--- Set exercise ---
Reproduce the records word for word, starting at the very beginning and ending with the line that contains "- share-button[interactable]: [463, 14, 527, 78]", including both ends. Give only those lines.

--- Data provided ---
========================

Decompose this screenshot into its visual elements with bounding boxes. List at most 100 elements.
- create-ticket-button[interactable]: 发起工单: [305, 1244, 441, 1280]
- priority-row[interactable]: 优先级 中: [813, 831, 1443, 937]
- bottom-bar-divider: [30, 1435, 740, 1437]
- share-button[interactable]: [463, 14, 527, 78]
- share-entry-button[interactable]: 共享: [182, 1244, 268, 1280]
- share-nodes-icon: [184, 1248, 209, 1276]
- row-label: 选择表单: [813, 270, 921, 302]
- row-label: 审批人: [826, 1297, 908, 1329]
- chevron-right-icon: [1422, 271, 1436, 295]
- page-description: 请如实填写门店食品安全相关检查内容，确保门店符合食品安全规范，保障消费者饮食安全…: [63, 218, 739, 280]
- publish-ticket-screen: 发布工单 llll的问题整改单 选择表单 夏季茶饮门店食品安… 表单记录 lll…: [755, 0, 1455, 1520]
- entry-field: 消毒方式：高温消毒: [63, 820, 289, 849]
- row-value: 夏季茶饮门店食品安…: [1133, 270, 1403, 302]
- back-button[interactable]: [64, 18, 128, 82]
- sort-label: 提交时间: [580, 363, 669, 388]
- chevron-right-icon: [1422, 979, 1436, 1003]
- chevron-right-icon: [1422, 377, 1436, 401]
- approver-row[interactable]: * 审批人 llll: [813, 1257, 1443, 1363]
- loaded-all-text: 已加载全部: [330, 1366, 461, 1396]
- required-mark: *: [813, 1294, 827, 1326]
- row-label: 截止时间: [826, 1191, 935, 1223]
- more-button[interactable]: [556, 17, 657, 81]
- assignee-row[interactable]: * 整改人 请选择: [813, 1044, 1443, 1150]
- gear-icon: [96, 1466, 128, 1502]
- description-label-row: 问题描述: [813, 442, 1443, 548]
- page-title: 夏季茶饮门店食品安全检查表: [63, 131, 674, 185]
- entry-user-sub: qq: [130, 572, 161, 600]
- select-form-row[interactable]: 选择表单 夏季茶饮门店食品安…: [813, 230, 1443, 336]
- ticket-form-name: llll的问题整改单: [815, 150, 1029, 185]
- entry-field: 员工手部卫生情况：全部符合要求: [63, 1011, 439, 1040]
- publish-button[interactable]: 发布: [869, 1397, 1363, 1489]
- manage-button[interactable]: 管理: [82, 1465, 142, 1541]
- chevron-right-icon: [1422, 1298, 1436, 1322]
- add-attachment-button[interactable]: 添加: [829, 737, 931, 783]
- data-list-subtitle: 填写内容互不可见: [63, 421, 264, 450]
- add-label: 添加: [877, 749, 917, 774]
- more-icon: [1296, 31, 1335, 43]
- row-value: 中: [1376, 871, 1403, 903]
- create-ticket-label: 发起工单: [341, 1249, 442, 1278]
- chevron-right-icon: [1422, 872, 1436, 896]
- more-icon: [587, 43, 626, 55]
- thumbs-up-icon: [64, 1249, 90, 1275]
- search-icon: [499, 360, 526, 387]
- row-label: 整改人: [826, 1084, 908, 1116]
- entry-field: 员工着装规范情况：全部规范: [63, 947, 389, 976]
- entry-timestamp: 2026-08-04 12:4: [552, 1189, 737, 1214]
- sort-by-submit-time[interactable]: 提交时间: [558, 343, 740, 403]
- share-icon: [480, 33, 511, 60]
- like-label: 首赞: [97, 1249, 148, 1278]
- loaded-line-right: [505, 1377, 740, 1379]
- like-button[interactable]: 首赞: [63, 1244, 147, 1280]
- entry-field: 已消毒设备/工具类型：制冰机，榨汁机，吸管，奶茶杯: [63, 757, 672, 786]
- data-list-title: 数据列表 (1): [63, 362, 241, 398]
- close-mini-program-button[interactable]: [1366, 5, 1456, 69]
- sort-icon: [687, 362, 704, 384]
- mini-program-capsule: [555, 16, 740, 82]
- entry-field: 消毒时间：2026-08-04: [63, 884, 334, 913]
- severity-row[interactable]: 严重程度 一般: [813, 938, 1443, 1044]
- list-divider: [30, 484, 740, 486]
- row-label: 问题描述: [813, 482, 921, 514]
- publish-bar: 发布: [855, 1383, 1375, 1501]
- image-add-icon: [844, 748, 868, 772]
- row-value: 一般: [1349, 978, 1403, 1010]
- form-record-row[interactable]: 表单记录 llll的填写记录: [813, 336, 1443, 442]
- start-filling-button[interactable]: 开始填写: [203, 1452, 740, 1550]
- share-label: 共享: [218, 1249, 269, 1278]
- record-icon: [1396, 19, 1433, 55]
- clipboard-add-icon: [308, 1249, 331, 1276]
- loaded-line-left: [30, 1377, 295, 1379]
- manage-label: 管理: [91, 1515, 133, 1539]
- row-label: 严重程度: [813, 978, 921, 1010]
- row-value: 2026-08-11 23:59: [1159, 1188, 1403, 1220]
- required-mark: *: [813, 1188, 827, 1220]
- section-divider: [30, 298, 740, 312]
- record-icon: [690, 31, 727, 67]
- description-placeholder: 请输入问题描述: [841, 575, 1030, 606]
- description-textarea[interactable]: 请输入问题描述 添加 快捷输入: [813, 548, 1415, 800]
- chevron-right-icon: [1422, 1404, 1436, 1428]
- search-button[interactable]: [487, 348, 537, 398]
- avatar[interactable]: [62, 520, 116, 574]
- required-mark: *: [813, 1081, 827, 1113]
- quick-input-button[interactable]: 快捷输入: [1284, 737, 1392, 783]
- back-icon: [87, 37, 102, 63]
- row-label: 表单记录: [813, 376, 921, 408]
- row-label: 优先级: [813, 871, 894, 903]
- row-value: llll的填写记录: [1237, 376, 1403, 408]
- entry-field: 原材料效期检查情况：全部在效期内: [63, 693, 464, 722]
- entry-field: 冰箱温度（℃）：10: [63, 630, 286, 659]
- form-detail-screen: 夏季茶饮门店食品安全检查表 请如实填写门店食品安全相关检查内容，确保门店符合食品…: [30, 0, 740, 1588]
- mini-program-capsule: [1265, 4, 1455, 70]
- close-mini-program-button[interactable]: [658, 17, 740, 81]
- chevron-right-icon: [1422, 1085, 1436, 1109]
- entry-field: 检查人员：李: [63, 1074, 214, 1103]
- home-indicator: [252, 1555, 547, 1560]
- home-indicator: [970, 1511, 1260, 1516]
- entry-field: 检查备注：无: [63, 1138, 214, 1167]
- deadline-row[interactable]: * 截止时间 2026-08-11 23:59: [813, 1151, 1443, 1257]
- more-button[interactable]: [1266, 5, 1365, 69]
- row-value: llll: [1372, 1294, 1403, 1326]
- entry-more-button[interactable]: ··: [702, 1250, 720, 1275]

========================

--- Final result ---
Decompose this screenshot into its visual elements with bounding boxes. List at most 100 elements.
- create-ticket-button[interactable]: 发起工单: [305, 1244, 441, 1280]
- priority-row[interactable]: 优先级 中: [813, 831, 1443, 937]
- bottom-bar-divider: [30, 1435, 740, 1437]
- share-button[interactable]: [463, 14, 527, 78]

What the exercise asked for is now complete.